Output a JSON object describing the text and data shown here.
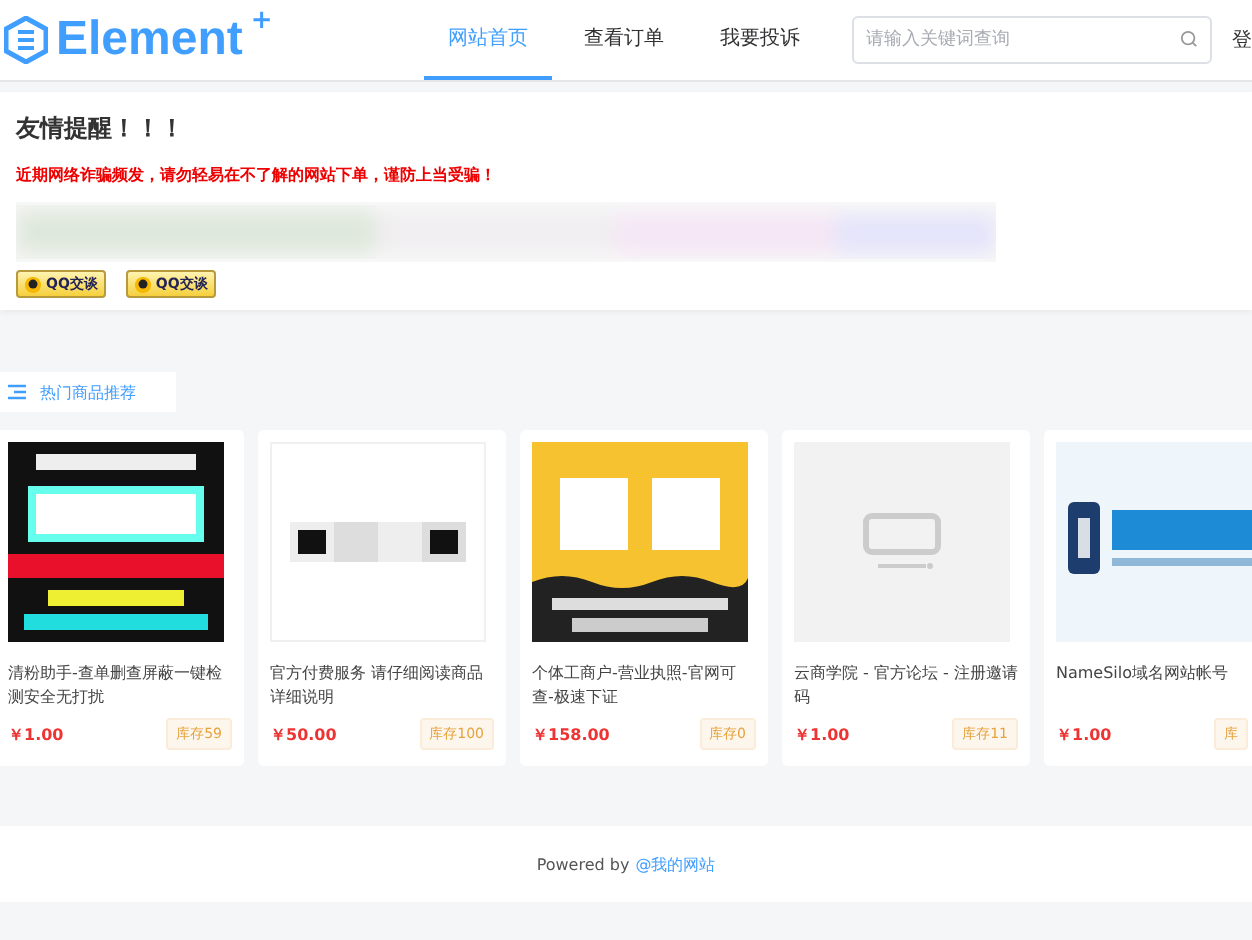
{
  "header": {
    "logo": "Element",
    "logo_mark": "+",
    "nav": [
      {
        "label": "网站首页",
        "selected": true
      },
      {
        "label": "查看订单",
        "selected": false
      },
      {
        "label": "我要投诉",
        "selected": false
      }
    ],
    "search": {
      "placeholder": "请输入关键词查询"
    },
    "login": "登"
  },
  "notice": {
    "title": "友情提醒！！！",
    "message": "近期网络诈骗频发，请勿轻易在不了解的网站下单，谨防上当受骗！",
    "qq_buttons": [
      "QQ交谈",
      "QQ交谈"
    ]
  },
  "section": {
    "title": "热门商品推荐"
  },
  "products": [
    {
      "kind": "picture",
      "title": "清粉助手-查单删查屏蔽一键检测安全无打扰",
      "price": "￥1.00",
      "stock": "库存59"
    },
    {
      "kind": "picture",
      "title": "官方付费服务 请仔细阅读商品详细说明",
      "price": "￥50.00",
      "stock": "库存100"
    },
    {
      "kind": "picture",
      "title": "个体工商户-营业执照-官网可查-极速下证",
      "price": "￥158.00",
      "stock": "库存0"
    },
    {
      "kind": "placeholder",
      "title": "云商学院 - 官方论坛 - 注册邀请码",
      "price": "￥1.00",
      "stock": "库存11"
    },
    {
      "kind": "picture",
      "title": "NameSilo域名网站帐号",
      "price": "￥1.00",
      "stock": "库"
    }
  ],
  "footer": {
    "text": "Powered by",
    "link": "@我的网站"
  }
}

------

* _Task goal_:
Copy all the data exactly as written, but skip any picture.

* _Task solution_:
Output a JSON object describing the text and data shown here.
{
  "header": {
    "logo": "Element",
    "logo_mark": "+",
    "nav": [
      {
        "label": "网站首页",
        "selected": true
      },
      {
        "label": "查看订单",
        "selected": false
      },
      {
        "label": "我要投诉",
        "selected": false
      }
    ],
    "search": {
      "placeholder": "请输入关键词查询"
    },
    "login": "登"
  },
  "notice": {
    "title": "友情提醒！！！",
    "message": "近期网络诈骗频发，请勿轻易在不了解的网站下单，谨防上当受骗！",
    "qq_buttons": [
      "QQ交谈",
      "QQ交谈"
    ]
  },
  "section": {
    "title": "热门商品推荐"
  },
  "products": [
    {
      "kind": "picture",
      "title": "清粉助手-查单删查屏蔽一键检测安全无打扰",
      "price": "￥1.00",
      "stock": "库存59"
    },
    {
      "kind": "picture",
      "title": "官方付费服务 请仔细阅读商品详细说明",
      "price": "￥50.00",
      "stock": "库存100"
    },
    {
      "kind": "picture",
      "title": "个体工商户-营业执照-官网可查-极速下证",
      "price": "￥158.00",
      "stock": "库存0"
    },
    {
      "kind": "placeholder",
      "title": "云商学院 - 官方论坛 - 注册邀请码",
      "price": "￥1.00",
      "stock": "库存11"
    },
    {
      "kind": "picture",
      "title": "NameSilo域名网站帐号",
      "price": "￥1.00",
      "stock": "库"
    }
  ],
  "footer": {
    "text": "Powered by",
    "link": "@我的网站"
  }
}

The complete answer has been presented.